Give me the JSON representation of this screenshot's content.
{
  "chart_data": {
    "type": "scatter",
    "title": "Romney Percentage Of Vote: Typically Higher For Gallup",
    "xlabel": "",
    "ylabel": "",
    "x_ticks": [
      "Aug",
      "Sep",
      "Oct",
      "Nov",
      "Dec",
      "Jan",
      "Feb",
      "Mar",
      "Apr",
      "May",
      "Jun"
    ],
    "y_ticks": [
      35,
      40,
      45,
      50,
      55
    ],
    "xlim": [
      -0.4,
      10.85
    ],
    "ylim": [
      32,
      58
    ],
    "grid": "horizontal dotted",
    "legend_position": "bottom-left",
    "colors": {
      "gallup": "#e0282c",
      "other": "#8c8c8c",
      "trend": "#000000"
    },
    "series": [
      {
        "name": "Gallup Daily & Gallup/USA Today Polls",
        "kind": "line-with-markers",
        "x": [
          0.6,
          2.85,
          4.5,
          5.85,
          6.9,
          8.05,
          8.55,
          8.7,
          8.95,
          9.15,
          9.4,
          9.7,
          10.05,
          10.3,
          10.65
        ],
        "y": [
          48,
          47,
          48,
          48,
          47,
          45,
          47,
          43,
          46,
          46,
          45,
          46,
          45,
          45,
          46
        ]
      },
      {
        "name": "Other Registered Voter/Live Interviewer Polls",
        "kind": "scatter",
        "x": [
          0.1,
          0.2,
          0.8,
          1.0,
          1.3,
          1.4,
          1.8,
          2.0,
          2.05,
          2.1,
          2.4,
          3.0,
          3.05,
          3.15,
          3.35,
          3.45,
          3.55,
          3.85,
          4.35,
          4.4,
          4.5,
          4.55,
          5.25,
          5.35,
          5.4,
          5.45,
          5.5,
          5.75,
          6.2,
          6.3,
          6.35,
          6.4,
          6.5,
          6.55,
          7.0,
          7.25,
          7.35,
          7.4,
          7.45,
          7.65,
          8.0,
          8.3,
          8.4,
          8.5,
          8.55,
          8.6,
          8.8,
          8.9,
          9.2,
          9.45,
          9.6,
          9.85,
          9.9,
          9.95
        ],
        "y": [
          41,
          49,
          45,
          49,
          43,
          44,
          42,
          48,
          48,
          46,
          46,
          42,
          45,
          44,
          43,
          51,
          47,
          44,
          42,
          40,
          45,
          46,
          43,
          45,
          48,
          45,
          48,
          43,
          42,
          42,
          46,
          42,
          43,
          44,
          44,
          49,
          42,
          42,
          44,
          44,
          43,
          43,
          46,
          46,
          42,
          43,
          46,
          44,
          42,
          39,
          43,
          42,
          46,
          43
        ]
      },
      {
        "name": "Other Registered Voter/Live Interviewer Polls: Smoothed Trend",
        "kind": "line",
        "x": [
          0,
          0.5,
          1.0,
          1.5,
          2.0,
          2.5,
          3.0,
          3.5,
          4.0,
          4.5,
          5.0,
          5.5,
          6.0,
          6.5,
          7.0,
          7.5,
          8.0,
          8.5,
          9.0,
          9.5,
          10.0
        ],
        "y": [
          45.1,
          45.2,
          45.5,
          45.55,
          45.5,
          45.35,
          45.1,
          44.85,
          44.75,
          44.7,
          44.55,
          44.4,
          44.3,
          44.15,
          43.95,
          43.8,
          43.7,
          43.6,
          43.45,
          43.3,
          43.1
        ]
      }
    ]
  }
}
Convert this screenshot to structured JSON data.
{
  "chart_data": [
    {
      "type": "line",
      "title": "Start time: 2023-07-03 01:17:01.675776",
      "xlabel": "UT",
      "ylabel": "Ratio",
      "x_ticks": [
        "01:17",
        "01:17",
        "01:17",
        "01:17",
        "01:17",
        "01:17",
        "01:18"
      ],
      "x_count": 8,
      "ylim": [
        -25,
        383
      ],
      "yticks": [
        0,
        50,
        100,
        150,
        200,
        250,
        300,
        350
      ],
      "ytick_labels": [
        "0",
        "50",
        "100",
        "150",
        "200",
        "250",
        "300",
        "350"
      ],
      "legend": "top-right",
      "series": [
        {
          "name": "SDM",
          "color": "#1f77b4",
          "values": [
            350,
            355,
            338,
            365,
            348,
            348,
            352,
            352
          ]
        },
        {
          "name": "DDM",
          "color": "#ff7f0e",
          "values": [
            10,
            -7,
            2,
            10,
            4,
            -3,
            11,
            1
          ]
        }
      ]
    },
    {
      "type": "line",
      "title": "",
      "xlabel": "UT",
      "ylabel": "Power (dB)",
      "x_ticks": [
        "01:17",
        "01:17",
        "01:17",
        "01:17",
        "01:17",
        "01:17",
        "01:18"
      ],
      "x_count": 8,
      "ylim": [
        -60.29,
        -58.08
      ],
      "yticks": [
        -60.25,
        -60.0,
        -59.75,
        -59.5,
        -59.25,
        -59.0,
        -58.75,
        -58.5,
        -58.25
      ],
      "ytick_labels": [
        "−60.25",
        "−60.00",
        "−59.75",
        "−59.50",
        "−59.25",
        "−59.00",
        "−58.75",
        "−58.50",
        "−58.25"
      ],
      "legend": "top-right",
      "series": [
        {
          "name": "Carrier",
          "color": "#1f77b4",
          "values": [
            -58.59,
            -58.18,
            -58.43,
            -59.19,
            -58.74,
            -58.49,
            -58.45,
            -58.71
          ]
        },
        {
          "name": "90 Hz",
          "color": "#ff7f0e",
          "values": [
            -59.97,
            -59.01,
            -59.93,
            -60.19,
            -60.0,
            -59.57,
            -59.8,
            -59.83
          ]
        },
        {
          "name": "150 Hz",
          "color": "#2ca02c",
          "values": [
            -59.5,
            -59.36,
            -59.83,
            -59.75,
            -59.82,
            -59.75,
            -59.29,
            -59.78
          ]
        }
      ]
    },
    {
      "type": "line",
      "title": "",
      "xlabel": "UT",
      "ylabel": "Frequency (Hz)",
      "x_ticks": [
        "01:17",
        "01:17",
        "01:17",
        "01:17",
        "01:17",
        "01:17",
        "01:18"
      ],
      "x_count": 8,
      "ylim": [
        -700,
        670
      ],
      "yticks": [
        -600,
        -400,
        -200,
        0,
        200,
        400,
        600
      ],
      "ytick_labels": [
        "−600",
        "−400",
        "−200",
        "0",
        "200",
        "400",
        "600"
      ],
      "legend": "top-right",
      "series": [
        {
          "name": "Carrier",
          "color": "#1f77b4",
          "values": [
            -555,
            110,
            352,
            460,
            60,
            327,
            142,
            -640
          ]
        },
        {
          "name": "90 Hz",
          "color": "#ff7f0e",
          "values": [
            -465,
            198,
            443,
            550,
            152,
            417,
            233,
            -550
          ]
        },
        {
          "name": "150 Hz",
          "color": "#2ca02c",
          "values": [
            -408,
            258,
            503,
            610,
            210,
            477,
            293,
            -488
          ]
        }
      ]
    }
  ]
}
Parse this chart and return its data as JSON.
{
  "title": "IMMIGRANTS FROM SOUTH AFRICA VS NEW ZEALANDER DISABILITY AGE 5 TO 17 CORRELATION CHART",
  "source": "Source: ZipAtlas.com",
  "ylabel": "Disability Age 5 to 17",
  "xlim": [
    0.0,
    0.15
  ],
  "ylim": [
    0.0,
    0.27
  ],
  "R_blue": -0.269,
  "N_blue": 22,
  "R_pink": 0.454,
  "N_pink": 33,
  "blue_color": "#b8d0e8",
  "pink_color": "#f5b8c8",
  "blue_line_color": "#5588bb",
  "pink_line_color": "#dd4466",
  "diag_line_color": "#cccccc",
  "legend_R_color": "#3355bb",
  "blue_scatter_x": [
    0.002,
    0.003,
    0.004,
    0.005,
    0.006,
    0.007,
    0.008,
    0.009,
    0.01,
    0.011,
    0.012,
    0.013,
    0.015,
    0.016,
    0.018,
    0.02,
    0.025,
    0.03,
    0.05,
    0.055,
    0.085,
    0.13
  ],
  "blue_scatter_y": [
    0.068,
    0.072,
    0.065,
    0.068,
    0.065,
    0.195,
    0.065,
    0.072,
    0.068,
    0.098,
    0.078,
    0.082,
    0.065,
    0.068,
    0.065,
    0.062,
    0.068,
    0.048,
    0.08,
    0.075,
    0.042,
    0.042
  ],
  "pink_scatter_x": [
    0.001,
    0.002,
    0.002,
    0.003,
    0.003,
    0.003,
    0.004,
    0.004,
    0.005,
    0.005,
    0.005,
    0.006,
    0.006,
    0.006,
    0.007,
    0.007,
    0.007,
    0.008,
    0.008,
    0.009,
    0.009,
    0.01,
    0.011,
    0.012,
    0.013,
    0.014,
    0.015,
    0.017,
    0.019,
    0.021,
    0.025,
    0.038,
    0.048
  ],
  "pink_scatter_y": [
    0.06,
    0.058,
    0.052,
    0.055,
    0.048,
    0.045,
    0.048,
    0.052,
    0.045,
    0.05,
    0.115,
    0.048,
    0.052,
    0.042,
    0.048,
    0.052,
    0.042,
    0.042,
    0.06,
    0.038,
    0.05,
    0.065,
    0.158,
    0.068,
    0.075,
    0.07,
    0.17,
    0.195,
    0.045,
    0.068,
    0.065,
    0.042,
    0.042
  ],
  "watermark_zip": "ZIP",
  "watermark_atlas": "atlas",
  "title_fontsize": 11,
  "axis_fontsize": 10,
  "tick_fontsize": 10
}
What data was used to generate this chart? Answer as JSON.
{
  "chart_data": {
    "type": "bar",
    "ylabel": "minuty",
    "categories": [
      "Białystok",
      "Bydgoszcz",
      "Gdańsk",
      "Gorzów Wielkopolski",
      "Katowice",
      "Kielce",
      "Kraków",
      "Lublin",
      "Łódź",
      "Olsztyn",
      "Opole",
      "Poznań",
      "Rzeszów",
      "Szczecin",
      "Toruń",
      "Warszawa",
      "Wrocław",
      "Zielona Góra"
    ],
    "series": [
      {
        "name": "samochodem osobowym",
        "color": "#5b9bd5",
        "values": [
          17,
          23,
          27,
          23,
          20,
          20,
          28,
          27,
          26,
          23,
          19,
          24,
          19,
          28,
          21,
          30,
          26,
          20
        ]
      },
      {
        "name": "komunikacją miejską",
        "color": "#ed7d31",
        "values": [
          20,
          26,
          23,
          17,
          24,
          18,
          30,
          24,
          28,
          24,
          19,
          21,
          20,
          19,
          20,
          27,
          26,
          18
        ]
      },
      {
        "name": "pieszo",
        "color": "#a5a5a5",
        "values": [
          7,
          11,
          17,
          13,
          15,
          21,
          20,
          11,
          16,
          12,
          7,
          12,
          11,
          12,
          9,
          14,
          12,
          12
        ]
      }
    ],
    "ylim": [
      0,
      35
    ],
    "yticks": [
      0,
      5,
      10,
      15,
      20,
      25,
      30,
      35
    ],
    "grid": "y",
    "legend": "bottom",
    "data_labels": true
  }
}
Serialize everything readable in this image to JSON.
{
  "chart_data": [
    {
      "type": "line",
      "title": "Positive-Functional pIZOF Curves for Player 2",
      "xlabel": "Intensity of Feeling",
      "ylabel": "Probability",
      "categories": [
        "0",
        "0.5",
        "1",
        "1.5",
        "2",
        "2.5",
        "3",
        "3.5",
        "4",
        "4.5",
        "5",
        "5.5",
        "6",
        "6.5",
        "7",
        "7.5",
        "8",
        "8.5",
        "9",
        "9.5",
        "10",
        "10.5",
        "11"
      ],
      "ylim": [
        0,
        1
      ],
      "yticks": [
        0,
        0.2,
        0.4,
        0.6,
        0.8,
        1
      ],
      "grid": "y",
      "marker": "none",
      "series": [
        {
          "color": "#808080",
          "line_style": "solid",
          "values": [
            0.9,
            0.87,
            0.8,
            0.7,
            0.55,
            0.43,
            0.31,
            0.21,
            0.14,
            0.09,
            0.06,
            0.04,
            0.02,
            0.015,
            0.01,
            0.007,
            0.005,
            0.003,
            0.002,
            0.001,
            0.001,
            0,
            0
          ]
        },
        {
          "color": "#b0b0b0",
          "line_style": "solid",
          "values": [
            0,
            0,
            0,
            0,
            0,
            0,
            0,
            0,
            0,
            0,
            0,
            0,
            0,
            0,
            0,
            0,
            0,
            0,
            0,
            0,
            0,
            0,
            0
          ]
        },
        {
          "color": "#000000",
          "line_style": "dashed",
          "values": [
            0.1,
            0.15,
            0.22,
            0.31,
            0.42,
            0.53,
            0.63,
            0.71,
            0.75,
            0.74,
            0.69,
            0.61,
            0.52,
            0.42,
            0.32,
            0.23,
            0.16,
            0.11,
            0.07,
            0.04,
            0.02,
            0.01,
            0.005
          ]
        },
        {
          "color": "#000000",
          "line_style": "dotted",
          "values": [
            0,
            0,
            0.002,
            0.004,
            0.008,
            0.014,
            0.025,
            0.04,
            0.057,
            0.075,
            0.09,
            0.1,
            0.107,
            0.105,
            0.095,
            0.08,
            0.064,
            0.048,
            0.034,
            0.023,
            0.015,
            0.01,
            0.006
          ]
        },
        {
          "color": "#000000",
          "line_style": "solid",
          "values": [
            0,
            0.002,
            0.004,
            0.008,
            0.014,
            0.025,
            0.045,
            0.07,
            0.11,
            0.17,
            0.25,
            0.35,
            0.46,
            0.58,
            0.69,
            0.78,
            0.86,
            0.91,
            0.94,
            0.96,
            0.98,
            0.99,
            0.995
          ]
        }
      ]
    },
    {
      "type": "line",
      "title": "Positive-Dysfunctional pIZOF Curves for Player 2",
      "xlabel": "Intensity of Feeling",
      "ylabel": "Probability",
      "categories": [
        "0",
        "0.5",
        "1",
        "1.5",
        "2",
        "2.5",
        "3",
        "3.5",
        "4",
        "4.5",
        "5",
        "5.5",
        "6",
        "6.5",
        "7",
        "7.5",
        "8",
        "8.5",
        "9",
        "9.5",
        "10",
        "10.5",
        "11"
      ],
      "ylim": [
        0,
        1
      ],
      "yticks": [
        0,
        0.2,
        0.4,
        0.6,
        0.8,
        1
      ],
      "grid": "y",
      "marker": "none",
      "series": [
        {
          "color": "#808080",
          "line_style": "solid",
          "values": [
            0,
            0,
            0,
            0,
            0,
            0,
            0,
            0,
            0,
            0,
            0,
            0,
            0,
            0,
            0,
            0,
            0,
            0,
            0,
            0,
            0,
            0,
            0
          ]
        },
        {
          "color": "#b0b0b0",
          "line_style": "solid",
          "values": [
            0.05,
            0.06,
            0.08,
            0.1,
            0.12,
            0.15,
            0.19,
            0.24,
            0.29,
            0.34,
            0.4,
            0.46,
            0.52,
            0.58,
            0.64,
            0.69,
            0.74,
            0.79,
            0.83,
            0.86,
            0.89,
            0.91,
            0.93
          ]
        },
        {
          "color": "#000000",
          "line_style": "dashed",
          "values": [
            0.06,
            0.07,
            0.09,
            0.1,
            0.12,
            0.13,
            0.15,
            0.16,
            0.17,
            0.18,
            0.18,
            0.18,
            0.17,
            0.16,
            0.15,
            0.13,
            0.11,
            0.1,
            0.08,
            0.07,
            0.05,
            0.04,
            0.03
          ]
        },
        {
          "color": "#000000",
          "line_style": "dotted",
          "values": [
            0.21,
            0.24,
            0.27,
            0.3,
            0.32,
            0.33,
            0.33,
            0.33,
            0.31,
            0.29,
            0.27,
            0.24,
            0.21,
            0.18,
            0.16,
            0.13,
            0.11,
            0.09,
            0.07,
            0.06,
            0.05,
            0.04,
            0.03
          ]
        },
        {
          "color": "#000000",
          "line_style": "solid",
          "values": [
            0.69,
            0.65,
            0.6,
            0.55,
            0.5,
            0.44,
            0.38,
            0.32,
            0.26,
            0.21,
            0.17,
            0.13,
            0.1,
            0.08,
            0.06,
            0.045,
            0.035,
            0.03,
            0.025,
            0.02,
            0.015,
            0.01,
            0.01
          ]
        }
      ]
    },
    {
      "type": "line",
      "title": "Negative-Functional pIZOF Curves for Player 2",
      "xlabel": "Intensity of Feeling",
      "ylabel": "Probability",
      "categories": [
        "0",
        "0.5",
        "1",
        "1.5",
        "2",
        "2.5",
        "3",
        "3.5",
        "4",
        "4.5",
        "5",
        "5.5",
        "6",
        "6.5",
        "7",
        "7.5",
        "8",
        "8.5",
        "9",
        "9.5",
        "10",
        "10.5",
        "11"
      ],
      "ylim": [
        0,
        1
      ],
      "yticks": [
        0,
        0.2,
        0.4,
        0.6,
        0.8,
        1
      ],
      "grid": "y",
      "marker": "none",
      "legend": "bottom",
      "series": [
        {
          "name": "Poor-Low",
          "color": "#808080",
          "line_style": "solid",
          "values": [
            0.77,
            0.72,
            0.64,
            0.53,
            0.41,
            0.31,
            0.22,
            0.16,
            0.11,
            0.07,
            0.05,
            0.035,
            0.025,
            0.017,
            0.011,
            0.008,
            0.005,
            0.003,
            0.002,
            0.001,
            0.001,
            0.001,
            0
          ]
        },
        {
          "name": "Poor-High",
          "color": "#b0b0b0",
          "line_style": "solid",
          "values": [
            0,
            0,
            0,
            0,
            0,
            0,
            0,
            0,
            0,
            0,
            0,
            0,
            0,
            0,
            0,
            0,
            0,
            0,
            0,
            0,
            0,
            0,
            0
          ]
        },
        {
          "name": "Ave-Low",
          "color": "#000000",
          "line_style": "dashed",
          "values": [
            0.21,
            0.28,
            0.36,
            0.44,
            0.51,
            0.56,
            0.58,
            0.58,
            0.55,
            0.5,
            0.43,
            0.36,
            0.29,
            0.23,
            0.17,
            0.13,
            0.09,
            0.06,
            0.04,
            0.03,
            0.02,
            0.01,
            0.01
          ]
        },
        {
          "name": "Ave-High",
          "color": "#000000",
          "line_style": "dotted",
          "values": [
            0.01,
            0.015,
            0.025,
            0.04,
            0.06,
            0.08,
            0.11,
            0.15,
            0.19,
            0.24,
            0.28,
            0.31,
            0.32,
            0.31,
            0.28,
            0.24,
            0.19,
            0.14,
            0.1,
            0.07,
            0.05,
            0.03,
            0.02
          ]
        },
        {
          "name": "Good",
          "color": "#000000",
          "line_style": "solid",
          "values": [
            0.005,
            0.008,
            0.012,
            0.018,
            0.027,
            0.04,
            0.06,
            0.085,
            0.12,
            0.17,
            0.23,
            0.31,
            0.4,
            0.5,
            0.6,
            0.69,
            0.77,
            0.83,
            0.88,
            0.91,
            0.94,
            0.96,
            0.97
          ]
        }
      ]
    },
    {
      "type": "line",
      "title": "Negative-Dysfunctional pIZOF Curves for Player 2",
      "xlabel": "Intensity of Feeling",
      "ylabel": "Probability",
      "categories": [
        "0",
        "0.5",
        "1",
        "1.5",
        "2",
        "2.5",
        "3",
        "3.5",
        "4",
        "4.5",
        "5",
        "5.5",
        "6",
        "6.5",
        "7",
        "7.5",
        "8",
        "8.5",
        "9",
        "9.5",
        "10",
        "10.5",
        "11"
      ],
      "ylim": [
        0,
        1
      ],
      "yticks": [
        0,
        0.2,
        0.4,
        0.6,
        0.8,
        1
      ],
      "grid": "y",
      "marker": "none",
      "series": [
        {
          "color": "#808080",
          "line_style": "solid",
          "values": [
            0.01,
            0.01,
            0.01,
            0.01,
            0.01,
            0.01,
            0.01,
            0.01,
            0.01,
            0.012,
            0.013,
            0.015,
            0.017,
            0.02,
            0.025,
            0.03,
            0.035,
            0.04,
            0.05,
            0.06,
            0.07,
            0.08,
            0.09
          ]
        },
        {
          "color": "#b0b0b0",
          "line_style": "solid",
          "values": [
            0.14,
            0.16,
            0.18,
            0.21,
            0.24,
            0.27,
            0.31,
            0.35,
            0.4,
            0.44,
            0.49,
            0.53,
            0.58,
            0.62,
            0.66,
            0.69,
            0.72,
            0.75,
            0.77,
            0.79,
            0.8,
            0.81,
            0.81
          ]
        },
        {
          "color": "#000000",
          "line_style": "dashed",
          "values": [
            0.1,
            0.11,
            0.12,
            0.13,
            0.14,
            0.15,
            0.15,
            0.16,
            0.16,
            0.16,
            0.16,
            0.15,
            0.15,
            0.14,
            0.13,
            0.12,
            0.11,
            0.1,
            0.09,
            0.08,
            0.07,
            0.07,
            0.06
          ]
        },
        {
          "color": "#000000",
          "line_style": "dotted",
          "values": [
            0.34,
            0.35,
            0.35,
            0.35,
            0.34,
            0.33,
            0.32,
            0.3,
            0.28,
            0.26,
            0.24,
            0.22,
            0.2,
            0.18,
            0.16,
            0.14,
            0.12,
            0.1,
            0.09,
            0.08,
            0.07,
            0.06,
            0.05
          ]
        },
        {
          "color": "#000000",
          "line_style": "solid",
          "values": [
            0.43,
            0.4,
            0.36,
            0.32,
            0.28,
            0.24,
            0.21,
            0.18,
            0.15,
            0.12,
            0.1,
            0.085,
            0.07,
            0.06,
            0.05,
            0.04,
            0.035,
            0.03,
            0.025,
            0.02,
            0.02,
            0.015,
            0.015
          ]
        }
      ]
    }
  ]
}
--*--
INSTRUCTION: Give the number of lines in the listing above that contain "this", and nothing else.

IN RESPONSE: 5